======== SUPPLIED INFORMATION ========

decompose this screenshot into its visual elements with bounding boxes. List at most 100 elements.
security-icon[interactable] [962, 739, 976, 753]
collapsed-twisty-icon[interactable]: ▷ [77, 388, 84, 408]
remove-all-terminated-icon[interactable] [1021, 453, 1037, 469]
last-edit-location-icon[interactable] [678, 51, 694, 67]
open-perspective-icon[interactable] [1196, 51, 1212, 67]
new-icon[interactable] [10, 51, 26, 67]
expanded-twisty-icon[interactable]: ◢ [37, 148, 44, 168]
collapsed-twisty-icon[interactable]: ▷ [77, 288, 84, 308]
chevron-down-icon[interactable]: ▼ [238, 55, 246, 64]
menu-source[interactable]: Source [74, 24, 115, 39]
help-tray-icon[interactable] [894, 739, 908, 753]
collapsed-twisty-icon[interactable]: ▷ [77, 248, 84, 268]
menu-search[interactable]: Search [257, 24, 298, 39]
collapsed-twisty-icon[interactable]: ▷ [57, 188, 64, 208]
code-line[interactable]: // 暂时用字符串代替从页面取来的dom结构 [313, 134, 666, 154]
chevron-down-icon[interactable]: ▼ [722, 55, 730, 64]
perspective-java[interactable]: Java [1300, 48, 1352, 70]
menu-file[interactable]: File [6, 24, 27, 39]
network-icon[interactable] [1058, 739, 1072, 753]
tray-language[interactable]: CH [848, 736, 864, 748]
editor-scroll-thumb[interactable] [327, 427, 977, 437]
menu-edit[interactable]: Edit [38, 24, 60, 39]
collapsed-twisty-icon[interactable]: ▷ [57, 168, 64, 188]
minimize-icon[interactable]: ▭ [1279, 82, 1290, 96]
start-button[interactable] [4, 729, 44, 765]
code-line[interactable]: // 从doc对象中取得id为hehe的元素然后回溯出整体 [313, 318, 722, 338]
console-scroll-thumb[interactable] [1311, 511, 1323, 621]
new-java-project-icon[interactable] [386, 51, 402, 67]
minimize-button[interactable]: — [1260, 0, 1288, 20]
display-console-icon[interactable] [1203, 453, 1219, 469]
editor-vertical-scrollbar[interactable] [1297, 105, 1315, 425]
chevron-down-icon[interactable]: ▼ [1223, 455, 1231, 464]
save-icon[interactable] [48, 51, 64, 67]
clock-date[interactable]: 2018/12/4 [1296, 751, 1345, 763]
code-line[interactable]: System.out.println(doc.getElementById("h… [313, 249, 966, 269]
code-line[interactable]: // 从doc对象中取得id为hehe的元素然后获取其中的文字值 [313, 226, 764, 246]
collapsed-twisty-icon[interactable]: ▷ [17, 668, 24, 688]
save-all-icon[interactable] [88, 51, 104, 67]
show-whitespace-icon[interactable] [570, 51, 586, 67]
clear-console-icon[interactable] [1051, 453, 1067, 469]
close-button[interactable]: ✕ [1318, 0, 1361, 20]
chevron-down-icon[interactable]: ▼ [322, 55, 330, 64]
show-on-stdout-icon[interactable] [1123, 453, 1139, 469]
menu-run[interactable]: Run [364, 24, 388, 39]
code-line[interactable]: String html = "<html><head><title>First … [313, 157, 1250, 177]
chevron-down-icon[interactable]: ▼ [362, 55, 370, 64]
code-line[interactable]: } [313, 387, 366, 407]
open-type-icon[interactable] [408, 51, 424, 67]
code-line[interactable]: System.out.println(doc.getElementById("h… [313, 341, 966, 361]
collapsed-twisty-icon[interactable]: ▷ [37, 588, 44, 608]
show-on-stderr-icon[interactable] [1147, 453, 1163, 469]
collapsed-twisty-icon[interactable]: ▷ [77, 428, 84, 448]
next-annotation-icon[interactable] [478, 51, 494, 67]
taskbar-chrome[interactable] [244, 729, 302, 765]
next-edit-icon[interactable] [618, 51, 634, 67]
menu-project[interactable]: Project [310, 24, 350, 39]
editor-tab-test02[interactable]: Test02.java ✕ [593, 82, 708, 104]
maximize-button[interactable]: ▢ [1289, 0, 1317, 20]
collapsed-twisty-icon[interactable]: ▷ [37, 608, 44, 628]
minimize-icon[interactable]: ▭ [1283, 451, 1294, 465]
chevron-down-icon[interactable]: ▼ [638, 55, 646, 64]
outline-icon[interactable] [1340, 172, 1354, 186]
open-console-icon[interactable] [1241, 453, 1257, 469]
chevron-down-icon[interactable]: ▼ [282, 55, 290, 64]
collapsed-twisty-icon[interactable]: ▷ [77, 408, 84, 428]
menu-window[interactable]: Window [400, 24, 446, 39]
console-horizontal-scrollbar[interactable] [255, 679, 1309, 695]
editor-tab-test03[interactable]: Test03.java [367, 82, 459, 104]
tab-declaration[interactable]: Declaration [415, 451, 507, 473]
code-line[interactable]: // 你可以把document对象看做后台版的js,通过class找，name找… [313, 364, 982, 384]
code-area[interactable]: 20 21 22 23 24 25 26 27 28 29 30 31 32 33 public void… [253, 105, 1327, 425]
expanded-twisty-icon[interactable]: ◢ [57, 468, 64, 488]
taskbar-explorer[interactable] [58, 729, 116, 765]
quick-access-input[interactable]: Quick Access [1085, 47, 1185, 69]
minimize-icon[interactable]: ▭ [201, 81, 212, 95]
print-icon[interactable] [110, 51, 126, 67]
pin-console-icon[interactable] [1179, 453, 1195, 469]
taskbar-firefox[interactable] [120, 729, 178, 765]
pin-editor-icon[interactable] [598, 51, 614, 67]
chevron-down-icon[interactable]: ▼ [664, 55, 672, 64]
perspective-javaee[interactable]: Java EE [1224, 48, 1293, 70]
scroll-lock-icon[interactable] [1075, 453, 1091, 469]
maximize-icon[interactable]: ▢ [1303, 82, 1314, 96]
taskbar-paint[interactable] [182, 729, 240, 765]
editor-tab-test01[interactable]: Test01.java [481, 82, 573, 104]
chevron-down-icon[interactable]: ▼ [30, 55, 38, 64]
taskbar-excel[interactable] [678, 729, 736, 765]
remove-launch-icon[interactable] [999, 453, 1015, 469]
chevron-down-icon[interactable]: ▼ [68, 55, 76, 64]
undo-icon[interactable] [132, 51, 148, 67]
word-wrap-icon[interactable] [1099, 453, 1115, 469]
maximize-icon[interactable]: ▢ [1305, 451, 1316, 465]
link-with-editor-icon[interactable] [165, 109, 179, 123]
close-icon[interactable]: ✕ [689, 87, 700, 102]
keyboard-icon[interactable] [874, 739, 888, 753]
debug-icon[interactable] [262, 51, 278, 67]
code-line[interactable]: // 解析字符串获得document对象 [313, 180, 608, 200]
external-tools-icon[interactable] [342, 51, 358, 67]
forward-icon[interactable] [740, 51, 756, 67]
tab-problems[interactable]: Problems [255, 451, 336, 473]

========

EXERCISE DETAILS
Please extract the entries word for word, starting at the first line and ending at the line containing "open-perspective-icon[interactable] [1196, 51, 1212, 67]", with both of those lines included.

SOLUTION TO THE PROBLEM
decompose this screenshot into its visual elements with bounding boxes. List at most 100 elements.
security-icon[interactable] [962, 739, 976, 753]
collapsed-twisty-icon[interactable]: ▷ [77, 388, 84, 408]
remove-all-terminated-icon[interactable] [1021, 453, 1037, 469]
last-edit-location-icon[interactable] [678, 51, 694, 67]
open-perspective-icon[interactable] [1196, 51, 1212, 67]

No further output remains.